Skip the pictures. Repeat everything else in the records word for word.

Data items
————

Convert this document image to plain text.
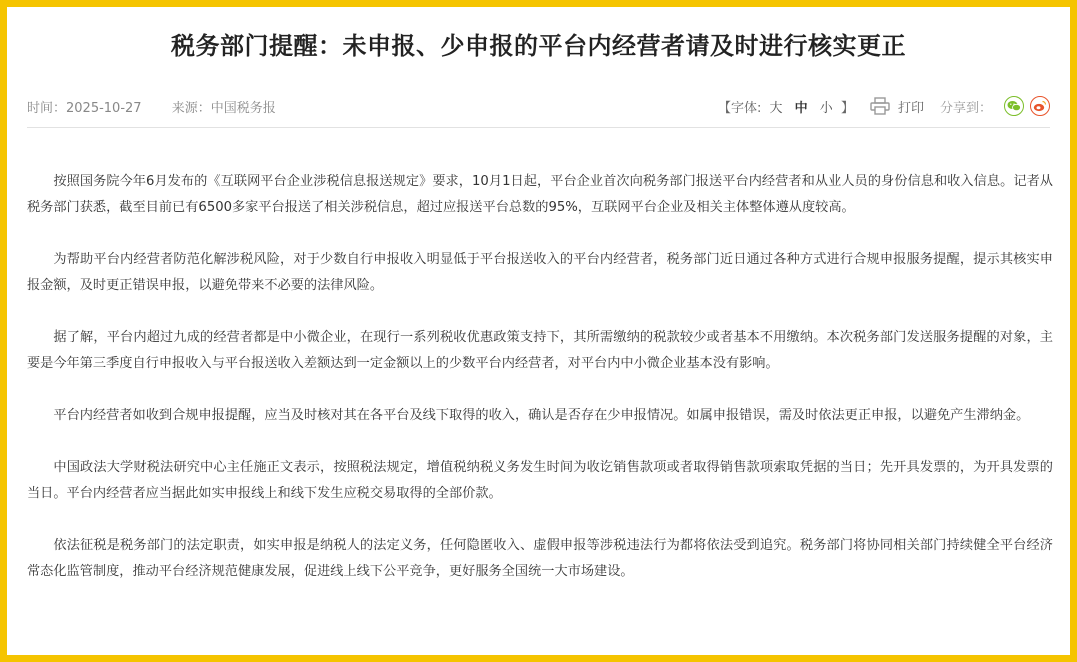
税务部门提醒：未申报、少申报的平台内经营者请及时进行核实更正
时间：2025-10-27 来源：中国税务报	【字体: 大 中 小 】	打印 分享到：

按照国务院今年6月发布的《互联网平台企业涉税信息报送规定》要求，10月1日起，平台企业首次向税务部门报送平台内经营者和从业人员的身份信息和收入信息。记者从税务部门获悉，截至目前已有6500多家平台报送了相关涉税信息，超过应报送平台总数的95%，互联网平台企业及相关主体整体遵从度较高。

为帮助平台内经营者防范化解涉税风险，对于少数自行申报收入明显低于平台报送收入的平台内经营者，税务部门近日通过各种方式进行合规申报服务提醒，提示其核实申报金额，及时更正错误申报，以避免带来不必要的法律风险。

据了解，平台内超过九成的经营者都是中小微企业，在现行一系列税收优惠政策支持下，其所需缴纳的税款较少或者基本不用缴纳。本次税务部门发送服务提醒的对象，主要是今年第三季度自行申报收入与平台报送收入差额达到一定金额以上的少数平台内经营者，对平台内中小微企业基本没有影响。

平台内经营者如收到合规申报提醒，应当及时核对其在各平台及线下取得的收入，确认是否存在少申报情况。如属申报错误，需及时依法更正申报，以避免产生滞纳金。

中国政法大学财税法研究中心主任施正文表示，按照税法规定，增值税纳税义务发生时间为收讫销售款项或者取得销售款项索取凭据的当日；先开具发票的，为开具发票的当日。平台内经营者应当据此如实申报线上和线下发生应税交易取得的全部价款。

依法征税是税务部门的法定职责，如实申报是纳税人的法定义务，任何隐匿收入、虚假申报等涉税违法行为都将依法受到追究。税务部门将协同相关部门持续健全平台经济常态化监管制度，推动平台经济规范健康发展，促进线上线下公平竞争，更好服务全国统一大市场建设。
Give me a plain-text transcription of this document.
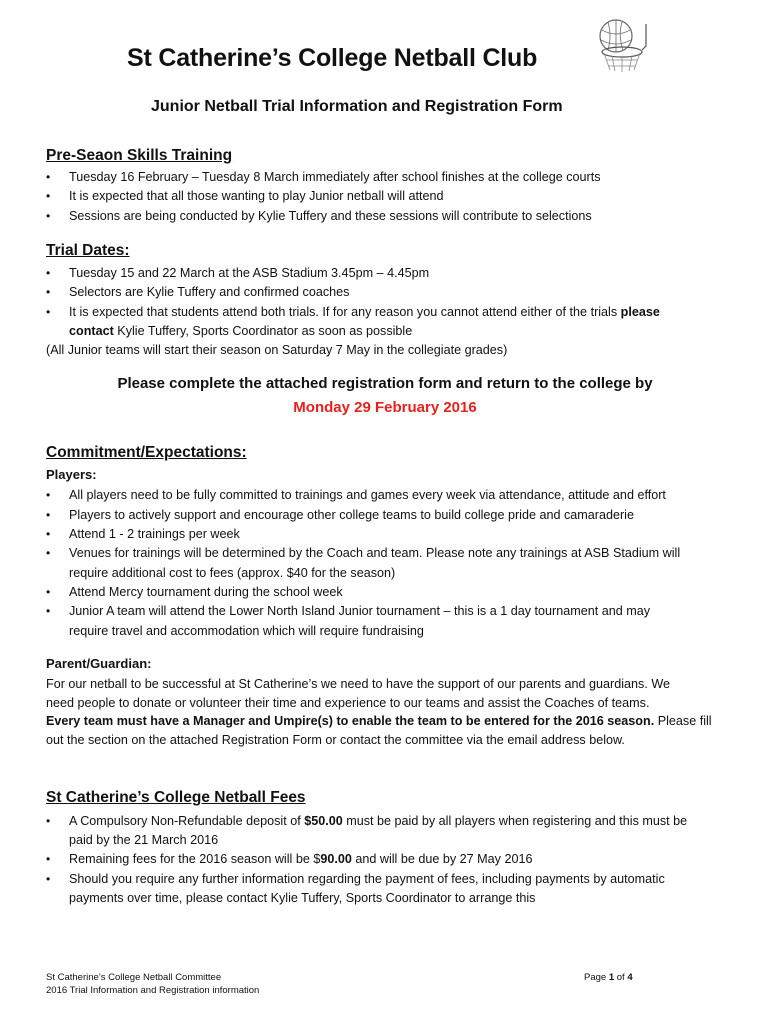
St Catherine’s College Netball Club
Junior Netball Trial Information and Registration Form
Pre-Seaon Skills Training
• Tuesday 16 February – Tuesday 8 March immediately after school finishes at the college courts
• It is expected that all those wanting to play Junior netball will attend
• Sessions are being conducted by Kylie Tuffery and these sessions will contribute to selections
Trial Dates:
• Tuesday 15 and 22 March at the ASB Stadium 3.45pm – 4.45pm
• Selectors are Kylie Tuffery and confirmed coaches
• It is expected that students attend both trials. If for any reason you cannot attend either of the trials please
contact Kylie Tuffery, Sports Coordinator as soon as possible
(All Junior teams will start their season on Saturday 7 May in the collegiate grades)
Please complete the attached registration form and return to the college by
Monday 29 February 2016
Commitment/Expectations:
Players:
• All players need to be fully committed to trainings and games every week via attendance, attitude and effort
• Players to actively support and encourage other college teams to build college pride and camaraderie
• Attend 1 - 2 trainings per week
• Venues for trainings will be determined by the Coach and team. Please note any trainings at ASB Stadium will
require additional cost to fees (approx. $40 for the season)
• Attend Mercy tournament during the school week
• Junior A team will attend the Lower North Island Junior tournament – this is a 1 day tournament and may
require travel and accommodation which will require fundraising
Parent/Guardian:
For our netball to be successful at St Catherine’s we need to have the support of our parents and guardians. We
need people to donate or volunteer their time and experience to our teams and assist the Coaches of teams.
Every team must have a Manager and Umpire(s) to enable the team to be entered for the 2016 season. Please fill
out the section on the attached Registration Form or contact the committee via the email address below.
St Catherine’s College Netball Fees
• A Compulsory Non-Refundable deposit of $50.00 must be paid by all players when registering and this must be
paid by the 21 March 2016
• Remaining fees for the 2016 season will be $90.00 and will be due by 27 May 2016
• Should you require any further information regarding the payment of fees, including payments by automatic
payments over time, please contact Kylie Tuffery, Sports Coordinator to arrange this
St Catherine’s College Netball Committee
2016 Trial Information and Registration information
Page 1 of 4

————

The completed task
Convert this document image to plain text.
税务部门提醒：未申报、少申报的平台内经营者请及时进行核实更正
时间：2025-10-27 来源：中国税务报	【字体: 大 中 小 】	打印 分享到：

按照国务院今年6月发布的《互联网平台企业涉税信息报送规定》要求，10月1日起，平台企业首次向税务部门报送平台内经营者和从业人员的身份信息和收入信息。记者从税务部门获悉，截至目前已有6500多家平台报送了相关涉税信息，超过应报送平台总数的95%，互联网平台企业及相关主体整体遵从度较高。

为帮助平台内经营者防范化解涉税风险，对于少数自行申报收入明显低于平台报送收入的平台内经营者，税务部门近日通过各种方式进行合规申报服务提醒，提示其核实申报金额，及时更正错误申报，以避免带来不必要的法律风险。

据了解，平台内超过九成的经营者都是中小微企业，在现行一系列税收优惠政策支持下，其所需缴纳的税款较少或者基本不用缴纳。本次税务部门发送服务提醒的对象，主要是今年第三季度自行申报收入与平台报送收入差额达到一定金额以上的少数平台内经营者，对平台内中小微企业基本没有影响。

平台内经营者如收到合规申报提醒，应当及时核对其在各平台及线下取得的收入，确认是否存在少申报情况。如属申报错误，需及时依法更正申报，以避免产生滞纳金。

中国政法大学财税法研究中心主任施正文表示，按照税法规定，增值税纳税义务发生时间为收讫销售款项或者取得销售款项索取凭据的当日；先开具发票的，为开具发票的当日。平台内经营者应当据此如实申报线上和线下发生应税交易取得的全部价款。

依法征税是税务部门的法定职责，如实申报是纳税人的法定义务，任何隐匿收入、虚假申报等涉税违法行为都将依法受到追究。税务部门将协同相关部门持续健全平台经济常态化监管制度，推动平台经济规范健康发展，促进线上线下公平竞争，更好服务全国统一大市场建设。
Give me a plain-text transcription of this document.
St Catherine’s College Netball Club
Junior Netball Trial Information and Registration Form
Pre-Seaon Skills Training
• Tuesday 16 February – Tuesday 8 March immediately after school finishes at the college courts
• It is expected that all those wanting to play Junior netball will attend
• Sessions are being conducted by Kylie Tuffery and these sessions will contribute to selections
Trial Dates:
• Tuesday 15 and 22 March at the ASB Stadium 3.45pm – 4.45pm
• Selectors are Kylie Tuffery and confirmed coaches
• It is expected that students attend both trials. If for any reason you cannot attend either of the trials please
contact Kylie Tuffery, Sports Coordinator as soon as possible
(All Junior teams will start their season on Saturday 7 May in the collegiate grades)
Please complete the attached registration form and return to the college by
Monday 29 February 2016
Commitment/Expectations:
Players:
• All players need to be fully committed to trainings and games every week via attendance, attitude and effort
• Players to actively support and encourage other college teams to build college pride and camaraderie
• Attend 1 - 2 trainings per week
• Venues for trainings will be determined by the Coach and team. Please note any trainings at ASB Stadium will
require additional cost to fees (approx. $40 for the season)
• Attend Mercy tournament during the school week
• Junior A team will attend the Lower North Island Junior tournament – this is a 1 day tournament and may
require travel and accommodation which will require fundraising
Parent/Guardian:
For our netball to be successful at St Catherine’s we need to have the support of our parents and guardians. We
need people to donate or volunteer their time and experience to our teams and assist the Coaches of teams.
Every team must have a Manager and Umpire(s) to enable the team to be entered for the 2016 season. Please fill
out the section on the attached Registration Form or contact the committee via the email address below.
St Catherine’s College Netball Fees
• A Compulsory Non-Refundable deposit of $50.00 must be paid by all players when registering and this must be
paid by the 21 March 2016
• Remaining fees for the 2016 season will be $90.00 and will be due by 27 May 2016
• Should you require any further information regarding the payment of fees, including payments by automatic
payments over time, please contact Kylie Tuffery, Sports Coordinator to arrange this
St Catherine’s College Netball Committee
2016 Trial Information and Registration information
Page 1 of 4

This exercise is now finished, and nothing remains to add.